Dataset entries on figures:
━━━━

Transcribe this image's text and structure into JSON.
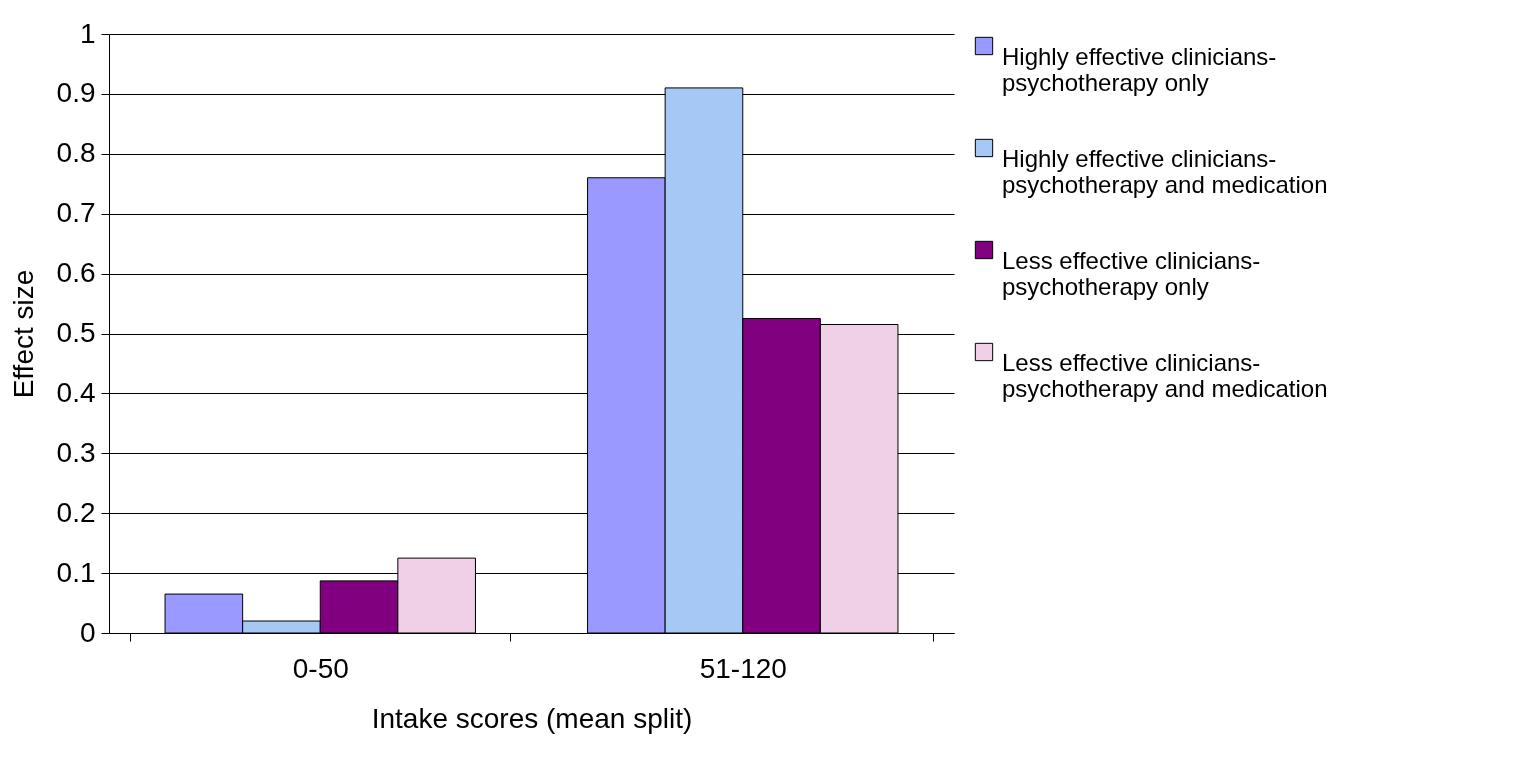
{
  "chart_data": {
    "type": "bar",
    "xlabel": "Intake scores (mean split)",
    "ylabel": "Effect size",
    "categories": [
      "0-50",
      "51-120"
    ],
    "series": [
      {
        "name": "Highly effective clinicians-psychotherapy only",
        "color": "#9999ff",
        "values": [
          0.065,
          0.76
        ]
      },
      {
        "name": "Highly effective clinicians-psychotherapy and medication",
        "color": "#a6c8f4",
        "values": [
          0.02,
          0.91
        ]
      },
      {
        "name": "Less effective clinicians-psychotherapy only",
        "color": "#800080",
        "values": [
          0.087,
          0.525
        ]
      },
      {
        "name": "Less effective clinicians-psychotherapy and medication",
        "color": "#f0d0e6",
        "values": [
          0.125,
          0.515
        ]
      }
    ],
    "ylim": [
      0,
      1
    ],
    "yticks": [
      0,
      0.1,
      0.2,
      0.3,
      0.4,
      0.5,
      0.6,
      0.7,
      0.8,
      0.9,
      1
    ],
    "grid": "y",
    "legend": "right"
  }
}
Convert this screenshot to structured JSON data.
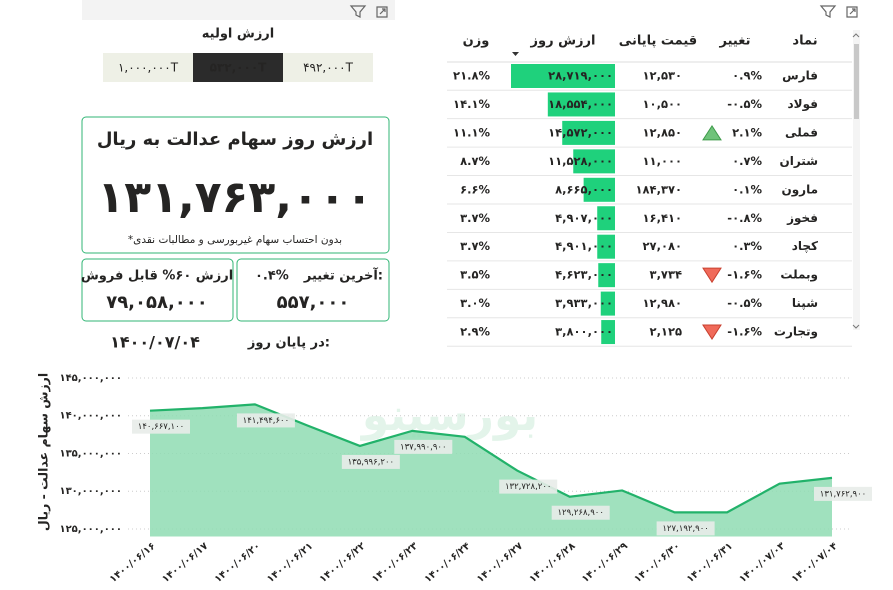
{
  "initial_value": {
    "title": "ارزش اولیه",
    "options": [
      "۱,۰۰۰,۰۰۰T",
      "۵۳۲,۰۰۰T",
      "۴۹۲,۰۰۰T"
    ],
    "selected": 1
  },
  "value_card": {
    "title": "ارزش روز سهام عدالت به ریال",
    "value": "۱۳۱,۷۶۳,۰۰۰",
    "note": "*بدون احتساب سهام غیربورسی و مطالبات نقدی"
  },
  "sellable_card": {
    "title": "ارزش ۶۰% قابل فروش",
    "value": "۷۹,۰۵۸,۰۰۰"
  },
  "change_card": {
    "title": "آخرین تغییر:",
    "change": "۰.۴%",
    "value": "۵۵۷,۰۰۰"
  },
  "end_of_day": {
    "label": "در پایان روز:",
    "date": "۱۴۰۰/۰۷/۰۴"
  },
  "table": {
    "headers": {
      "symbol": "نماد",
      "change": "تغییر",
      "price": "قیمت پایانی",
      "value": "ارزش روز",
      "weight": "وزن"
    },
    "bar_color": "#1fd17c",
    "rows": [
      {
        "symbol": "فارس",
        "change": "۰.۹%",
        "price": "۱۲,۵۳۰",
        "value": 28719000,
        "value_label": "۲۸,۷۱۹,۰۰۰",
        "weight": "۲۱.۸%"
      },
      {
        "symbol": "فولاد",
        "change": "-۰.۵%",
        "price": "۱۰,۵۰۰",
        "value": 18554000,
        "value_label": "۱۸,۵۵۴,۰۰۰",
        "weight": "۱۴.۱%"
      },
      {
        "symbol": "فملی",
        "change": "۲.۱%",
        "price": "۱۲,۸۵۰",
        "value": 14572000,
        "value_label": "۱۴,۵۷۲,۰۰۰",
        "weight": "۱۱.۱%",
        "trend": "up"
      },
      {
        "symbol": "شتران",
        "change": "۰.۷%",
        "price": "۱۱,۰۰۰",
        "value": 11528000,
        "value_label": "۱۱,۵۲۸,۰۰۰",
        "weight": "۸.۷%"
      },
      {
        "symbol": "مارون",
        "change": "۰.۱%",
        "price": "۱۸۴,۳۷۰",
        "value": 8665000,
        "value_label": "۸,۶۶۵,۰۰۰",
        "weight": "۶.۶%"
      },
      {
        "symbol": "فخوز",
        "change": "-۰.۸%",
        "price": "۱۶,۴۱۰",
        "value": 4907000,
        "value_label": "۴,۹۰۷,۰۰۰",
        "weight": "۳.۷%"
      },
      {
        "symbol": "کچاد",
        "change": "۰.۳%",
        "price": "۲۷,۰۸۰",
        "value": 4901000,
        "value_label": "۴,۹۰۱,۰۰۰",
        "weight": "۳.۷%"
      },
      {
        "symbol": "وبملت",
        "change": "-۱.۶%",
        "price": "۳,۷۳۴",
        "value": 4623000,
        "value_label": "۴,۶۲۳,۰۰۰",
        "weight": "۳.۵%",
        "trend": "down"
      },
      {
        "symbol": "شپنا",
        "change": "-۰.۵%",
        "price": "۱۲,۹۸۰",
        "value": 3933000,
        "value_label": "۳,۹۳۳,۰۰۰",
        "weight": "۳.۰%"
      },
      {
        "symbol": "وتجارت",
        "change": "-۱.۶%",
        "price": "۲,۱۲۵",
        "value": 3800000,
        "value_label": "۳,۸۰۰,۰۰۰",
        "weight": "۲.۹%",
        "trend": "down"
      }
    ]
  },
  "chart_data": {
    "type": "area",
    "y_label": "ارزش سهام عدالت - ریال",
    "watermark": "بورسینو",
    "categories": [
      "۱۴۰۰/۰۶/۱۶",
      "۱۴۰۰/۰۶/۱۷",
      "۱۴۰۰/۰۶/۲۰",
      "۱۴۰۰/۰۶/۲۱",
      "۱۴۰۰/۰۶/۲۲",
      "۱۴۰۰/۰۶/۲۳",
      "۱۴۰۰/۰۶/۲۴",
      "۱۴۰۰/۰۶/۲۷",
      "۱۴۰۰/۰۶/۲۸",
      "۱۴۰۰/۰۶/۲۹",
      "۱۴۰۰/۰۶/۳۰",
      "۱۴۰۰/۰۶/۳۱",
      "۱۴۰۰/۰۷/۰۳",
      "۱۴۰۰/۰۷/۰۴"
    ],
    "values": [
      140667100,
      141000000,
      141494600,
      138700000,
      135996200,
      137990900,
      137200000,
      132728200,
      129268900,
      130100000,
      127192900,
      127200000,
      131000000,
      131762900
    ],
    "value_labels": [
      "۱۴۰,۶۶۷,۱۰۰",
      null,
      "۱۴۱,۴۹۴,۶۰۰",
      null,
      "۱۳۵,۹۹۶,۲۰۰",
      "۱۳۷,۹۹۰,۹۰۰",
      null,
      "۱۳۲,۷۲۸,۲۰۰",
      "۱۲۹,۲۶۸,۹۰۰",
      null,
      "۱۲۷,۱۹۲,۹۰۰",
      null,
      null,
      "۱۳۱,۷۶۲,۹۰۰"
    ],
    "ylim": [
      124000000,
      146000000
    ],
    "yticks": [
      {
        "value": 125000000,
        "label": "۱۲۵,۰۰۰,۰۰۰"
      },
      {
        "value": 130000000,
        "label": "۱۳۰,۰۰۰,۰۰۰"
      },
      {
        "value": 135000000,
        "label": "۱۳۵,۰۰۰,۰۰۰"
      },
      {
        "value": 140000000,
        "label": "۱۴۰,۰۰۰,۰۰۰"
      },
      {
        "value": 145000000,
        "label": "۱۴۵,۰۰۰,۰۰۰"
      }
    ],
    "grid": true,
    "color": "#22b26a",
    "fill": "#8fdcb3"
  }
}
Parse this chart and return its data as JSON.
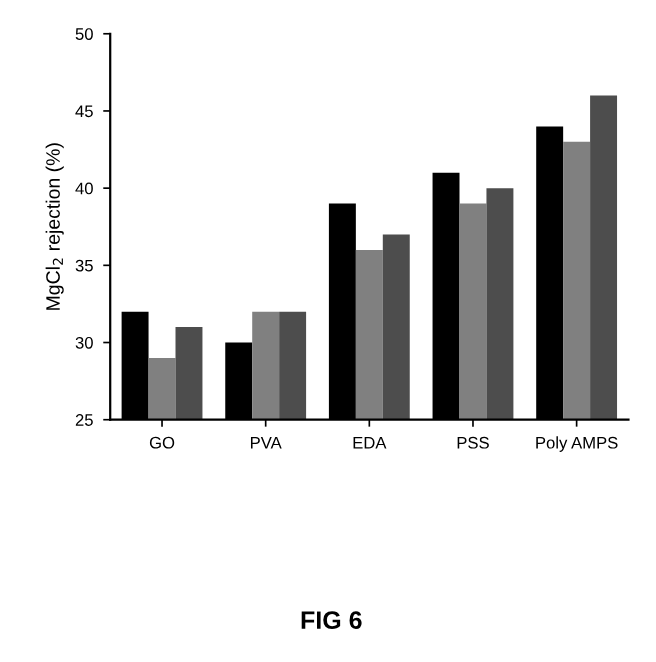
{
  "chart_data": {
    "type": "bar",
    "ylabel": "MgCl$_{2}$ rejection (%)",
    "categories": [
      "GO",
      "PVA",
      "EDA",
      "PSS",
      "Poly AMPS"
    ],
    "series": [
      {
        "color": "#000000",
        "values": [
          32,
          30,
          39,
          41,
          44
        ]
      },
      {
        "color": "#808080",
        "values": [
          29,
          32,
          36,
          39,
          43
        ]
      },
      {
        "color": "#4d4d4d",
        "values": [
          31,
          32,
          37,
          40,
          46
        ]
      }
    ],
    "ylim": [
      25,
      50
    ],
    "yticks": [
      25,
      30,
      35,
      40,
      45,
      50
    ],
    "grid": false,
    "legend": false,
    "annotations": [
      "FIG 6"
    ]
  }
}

━━━━

§ **Your goal**
Give again, unchanged, only the lines from the line containing "Parse this chart and return its data as JSON." to the last line of the records above. Pictures do not belong in the copy.

§ **Solution to this problem**
Parse this chart and return its data as JSON.
{
  "chart_data": {
    "type": "bar",
    "ylabel": "MgCl$_{2}$ rejection (%)",
    "categories": [
      "GO",
      "PVA",
      "EDA",
      "PSS",
      "Poly AMPS"
    ],
    "series": [
      {
        "color": "#000000",
        "values": [
          32,
          30,
          39,
          41,
          44
        ]
      },
      {
        "color": "#808080",
        "values": [
          29,
          32,
          36,
          39,
          43
        ]
      },
      {
        "color": "#4d4d4d",
        "values": [
          31,
          32,
          37,
          40,
          46
        ]
      }
    ],
    "ylim": [
      25,
      50
    ],
    "yticks": [
      25,
      30,
      35,
      40,
      45,
      50
    ],
    "grid": false,
    "legend": false,
    "annotations": [
      "FIG 6"
    ]
  }
}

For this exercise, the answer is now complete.